=== REQUIRED TASK ===
From the entries below, copy every line holding the word "value".

++++++++++

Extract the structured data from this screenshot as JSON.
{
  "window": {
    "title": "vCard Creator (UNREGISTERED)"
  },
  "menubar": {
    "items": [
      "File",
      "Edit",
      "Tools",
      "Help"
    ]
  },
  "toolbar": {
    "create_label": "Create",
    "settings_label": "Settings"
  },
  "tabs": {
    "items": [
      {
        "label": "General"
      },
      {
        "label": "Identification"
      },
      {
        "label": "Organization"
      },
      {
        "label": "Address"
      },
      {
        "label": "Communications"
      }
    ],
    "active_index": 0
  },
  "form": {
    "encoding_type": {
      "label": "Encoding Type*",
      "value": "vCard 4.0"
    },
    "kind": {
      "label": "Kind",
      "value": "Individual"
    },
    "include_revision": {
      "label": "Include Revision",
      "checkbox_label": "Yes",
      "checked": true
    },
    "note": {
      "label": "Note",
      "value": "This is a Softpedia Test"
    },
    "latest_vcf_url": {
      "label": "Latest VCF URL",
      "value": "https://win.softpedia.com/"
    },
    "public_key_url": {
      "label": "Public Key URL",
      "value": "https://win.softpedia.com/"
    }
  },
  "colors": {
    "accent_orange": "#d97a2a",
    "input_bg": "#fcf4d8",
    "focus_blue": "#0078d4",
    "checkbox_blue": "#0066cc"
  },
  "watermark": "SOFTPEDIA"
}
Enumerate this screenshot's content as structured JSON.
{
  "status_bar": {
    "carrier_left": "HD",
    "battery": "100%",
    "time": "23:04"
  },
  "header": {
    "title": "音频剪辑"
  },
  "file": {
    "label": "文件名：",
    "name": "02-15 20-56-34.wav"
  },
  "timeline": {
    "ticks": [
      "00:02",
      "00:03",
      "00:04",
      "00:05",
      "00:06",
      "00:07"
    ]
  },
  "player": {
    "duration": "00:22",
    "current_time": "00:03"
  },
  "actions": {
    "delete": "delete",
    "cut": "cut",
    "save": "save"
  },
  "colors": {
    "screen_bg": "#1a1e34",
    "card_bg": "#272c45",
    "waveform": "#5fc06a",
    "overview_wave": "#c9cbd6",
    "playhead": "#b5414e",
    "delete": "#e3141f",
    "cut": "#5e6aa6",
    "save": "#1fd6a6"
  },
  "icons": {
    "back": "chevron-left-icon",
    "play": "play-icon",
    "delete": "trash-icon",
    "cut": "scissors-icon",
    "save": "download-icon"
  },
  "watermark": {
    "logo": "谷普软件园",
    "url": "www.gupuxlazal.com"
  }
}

++++++++++

=== SOLUTION TO THE EXERCISE ===
      "value": "vCard 4.0"
      "value": "Individual"
      "value": "This is a Softpedia Test"
      "value": "https://win.softpedia.com/"
      "value": "https://win.softpedia.com/"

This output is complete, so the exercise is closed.